## Collected data:
*-*-*
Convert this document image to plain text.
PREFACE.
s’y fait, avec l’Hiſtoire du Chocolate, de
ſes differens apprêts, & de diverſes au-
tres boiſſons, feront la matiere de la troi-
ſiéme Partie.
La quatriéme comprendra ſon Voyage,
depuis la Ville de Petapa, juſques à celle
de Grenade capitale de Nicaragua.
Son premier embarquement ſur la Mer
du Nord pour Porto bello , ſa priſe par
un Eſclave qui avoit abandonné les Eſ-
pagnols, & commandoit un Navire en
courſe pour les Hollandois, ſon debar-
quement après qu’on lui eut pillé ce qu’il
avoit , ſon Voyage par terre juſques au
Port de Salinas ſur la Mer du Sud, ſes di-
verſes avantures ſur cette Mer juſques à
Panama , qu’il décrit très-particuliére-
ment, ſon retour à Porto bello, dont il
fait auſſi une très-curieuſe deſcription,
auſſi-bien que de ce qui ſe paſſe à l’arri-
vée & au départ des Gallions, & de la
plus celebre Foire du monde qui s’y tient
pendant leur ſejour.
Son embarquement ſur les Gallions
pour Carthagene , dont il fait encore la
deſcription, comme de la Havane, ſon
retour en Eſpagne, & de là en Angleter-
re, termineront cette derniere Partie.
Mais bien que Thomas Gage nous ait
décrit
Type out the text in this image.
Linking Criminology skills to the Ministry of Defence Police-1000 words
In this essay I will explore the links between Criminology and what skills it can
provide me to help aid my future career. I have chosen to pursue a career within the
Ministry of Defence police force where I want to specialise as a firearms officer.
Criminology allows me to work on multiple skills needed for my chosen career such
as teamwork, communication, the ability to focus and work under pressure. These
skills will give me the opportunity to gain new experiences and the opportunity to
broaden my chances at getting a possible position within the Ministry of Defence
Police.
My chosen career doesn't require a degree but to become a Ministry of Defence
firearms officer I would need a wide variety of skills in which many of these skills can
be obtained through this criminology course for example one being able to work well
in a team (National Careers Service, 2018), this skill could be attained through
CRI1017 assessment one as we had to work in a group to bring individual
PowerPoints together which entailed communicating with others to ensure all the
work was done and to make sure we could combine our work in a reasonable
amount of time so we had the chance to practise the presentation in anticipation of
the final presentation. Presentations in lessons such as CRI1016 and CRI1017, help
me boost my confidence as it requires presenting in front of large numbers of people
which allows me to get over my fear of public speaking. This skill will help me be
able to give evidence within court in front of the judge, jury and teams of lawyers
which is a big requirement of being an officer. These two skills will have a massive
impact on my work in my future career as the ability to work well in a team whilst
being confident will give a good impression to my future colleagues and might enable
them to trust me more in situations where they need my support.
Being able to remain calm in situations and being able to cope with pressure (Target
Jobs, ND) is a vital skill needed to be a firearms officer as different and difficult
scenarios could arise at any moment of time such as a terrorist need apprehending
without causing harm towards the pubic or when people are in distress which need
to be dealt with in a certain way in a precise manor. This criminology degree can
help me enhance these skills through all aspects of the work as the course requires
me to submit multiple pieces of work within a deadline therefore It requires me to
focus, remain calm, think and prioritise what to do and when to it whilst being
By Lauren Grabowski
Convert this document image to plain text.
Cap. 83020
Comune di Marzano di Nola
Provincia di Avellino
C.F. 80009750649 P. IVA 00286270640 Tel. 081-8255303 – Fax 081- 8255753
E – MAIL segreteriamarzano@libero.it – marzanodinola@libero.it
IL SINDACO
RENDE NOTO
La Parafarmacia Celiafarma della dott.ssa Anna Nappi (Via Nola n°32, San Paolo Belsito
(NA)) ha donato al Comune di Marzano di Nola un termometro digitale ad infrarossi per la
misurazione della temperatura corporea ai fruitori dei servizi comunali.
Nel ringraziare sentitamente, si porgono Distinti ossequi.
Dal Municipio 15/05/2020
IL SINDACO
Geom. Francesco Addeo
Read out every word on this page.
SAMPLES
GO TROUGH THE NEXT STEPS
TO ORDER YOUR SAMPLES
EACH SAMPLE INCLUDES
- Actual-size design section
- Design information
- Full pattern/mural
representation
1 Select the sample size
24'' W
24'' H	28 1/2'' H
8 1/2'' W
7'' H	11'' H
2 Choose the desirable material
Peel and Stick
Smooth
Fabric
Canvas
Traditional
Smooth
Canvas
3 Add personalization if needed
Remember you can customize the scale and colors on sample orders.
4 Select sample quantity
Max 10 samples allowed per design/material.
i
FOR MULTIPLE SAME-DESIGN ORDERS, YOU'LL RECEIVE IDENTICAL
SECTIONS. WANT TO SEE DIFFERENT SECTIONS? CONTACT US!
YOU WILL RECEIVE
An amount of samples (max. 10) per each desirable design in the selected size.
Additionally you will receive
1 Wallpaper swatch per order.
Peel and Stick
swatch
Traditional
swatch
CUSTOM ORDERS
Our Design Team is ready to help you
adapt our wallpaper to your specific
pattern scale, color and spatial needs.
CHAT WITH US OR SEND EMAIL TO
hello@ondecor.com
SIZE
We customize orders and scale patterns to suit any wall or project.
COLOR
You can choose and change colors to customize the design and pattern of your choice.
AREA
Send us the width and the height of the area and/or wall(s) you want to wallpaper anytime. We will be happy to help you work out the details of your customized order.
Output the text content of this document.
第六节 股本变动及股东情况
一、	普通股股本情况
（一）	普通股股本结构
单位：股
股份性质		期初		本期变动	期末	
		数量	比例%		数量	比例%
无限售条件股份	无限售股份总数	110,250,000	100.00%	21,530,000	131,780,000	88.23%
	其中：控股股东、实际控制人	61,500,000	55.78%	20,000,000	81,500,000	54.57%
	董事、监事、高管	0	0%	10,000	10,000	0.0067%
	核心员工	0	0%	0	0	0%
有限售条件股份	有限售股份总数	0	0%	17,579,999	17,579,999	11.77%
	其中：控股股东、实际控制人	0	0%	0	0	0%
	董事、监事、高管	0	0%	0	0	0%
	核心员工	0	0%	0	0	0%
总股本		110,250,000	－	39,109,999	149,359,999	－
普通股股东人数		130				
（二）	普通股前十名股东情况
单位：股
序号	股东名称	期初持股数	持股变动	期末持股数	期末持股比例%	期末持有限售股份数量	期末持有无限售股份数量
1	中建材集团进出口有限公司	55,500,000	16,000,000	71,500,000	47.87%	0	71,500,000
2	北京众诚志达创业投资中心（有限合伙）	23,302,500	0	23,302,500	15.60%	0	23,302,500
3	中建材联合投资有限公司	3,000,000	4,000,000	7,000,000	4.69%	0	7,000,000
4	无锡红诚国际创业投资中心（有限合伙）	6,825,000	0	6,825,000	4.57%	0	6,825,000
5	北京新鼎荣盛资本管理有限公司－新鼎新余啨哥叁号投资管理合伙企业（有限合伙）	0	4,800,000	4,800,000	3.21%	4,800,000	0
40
*-*-*
## Objective:
Write out the entire listing exactly.

## Exercise solution:
Convert this document image to plain text.
PREFACE.
s’y fait, avec l’Hiſtoire du Chocolate, de
ſes differens apprêts, & de diverſes au-
tres boiſſons, feront la matiere de la troi-
ſiéme Partie.
La quatriéme comprendra ſon Voyage,
depuis la Ville de Petapa, juſques à celle
de Grenade capitale de Nicaragua.
Son premier embarquement ſur la Mer
du Nord pour Porto bello , ſa priſe par
un Eſclave qui avoit abandonné les Eſ-
pagnols, & commandoit un Navire en
courſe pour les Hollandois, ſon debar-
quement après qu’on lui eut pillé ce qu’il
avoit , ſon Voyage par terre juſques au
Port de Salinas ſur la Mer du Sud, ſes di-
verſes avantures ſur cette Mer juſques à
Panama , qu’il décrit très-particuliére-
ment, ſon retour à Porto bello, dont il
fait auſſi une très-curieuſe deſcription,
auſſi-bien que de ce qui ſe paſſe à l’arri-
vée & au départ des Gallions, & de la
plus celebre Foire du monde qui s’y tient
pendant leur ſejour.
Son embarquement ſur les Gallions
pour Carthagene , dont il fait encore la
deſcription, comme de la Havane, ſon
retour en Eſpagne, & de là en Angleter-
re, termineront cette derniere Partie.
Mais bien que Thomas Gage nous ait
décrit
Type out the text in this image.
Linking Criminology skills to the Ministry of Defence Police-1000 words
In this essay I will explore the links between Criminology and what skills it can
provide me to help aid my future career. I have chosen to pursue a career within the
Ministry of Defence police force where I want to specialise as a firearms officer.
Criminology allows me to work on multiple skills needed for my chosen career such
as teamwork, communication, the ability to focus and work under pressure. These
skills will give me the opportunity to gain new experiences and the opportunity to
broaden my chances at getting a possible position within the Ministry of Defence
Police.
My chosen career doesn't require a degree but to become a Ministry of Defence
firearms officer I would need a wide variety of skills in which many of these skills can
be obtained through this criminology course for example one being able to work well
in a team (National Careers Service, 2018), this skill could be attained through
CRI1017 assessment one as we had to work in a group to bring individual
PowerPoints together which entailed communicating with others to ensure all the
work was done and to make sure we could combine our work in a reasonable
amount of time so we had the chance to practise the presentation in anticipation of
the final presentation. Presentations in lessons such as CRI1016 and CRI1017, help
me boost my confidence as it requires presenting in front of large numbers of people
which allows me to get over my fear of public speaking. This skill will help me be
able to give evidence within court in front of the judge, jury and teams of lawyers
which is a big requirement of being an officer. These two skills will have a massive
impact on my work in my future career as the ability to work well in a team whilst
being confident will give a good impression to my future colleagues and might enable
them to trust me more in situations where they need my support.
Being able to remain calm in situations and being able to cope with pressure (Target
Jobs, ND) is a vital skill needed to be a firearms officer as different and difficult
scenarios could arise at any moment of time such as a terrorist need apprehending
without causing harm towards the pubic or when people are in distress which need
to be dealt with in a certain way in a precise manor. This criminology degree can
help me enhance these skills through all aspects of the work as the course requires
me to submit multiple pieces of work within a deadline therefore It requires me to
focus, remain calm, think and prioritise what to do and when to it whilst being
By Lauren Grabowski
Convert this document image to plain text.
Cap. 83020
Comune di Marzano di Nola
Provincia di Avellino
C.F. 80009750649 P. IVA 00286270640 Tel. 081-8255303 – Fax 081- 8255753
E – MAIL segreteriamarzano@libero.it – marzanodinola@libero.it
IL SINDACO
RENDE NOTO
La Parafarmacia Celiafarma della dott.ssa Anna Nappi (Via Nola n°32, San Paolo Belsito
(NA)) ha donato al Comune di Marzano di Nola un termometro digitale ad infrarossi per la
misurazione della temperatura corporea ai fruitori dei servizi comunali.
Nel ringraziare sentitamente, si porgono Distinti ossequi.
Dal Municipio 15/05/2020
IL SINDACO
Geom. Francesco Addeo
Read out every word on this page.
SAMPLES
GO TROUGH THE NEXT STEPS
TO ORDER YOUR SAMPLES
EACH SAMPLE INCLUDES
- Actual-size design section
- Design information
- Full pattern/mural
representation
1 Select the sample size
24'' W
24'' H	28 1/2'' H
8 1/2'' W
7'' H	11'' H
2 Choose the desirable material
Peel and Stick
Smooth
Fabric
Canvas
Traditional
Smooth
Canvas
3 Add personalization if needed
Remember you can customize the scale and colors on sample orders.
4 Select sample quantity
Max 10 samples allowed per design/material.
i
FOR MULTIPLE SAME-DESIGN ORDERS, YOU'LL RECEIVE IDENTICAL
SECTIONS. WANT TO SEE DIFFERENT SECTIONS? CONTACT US!
YOU WILL RECEIVE
An amount of samples (max. 10) per each desirable design in the selected size.
Additionally you will receive
1 Wallpaper swatch per order.
Peel and Stick
swatch
Traditional
swatch
CUSTOM ORDERS
Our Design Team is ready to help you
adapt our wallpaper to your specific
pattern scale, color and spatial needs.
CHAT WITH US OR SEND EMAIL TO
hello@ondecor.com
SIZE
We customize orders and scale patterns to suit any wall or project.
COLOR
You can choose and change colors to customize the design and pattern of your choice.
AREA
Send us the width and the height of the area and/or wall(s) you want to wallpaper anytime. We will be happy to help you work out the details of your customized order.
Output the text content of this document.
第六节 股本变动及股东情况
一、	普通股股本情况
（一）	普通股股本结构
单位：股
股份性质		期初		本期变动	期末	
		数量	比例%		数量	比例%
无限售条件股份	无限售股份总数	110,250,000	100.00%	21,530,000	131,780,000	88.23%
	其中：控股股东、实际控制人	61,500,000	55.78%	20,000,000	81,500,000	54.57%
	董事、监事、高管	0	0%	10,000	10,000	0.0067%
	核心员工	0	0%	0	0	0%
有限售条件股份	有限售股份总数	0	0%	17,579,999	17,579,999	11.77%
	其中：控股股东、实际控制人	0	0%	0	0	0%
	董事、监事、高管	0	0%	0	0	0%
	核心员工	0	0%	0	0	0%
总股本		110,250,000	－	39,109,999	149,359,999	－
普通股股东人数		130				
（二）	普通股前十名股东情况
单位：股
序号	股东名称	期初持股数	持股变动	期末持股数	期末持股比例%	期末持有限售股份数量	期末持有无限售股份数量
1	中建材集团进出口有限公司	55,500,000	16,000,000	71,500,000	47.87%	0	71,500,000
2	北京众诚志达创业投资中心（有限合伙）	23,302,500	0	23,302,500	15.60%	0	23,302,500
3	中建材联合投资有限公司	3,000,000	4,000,000	7,000,000	4.69%	0	7,000,000
4	无锡红诚国际创业投资中心（有限合伙）	6,825,000	0	6,825,000	4.57%	0	6,825,000
5	北京新鼎荣盛资本管理有限公司－新鼎新余啨哥叁号投资管理合伙企业（有限合伙）	0	4,800,000	4,800,000	3.21%	4,800,000	0
40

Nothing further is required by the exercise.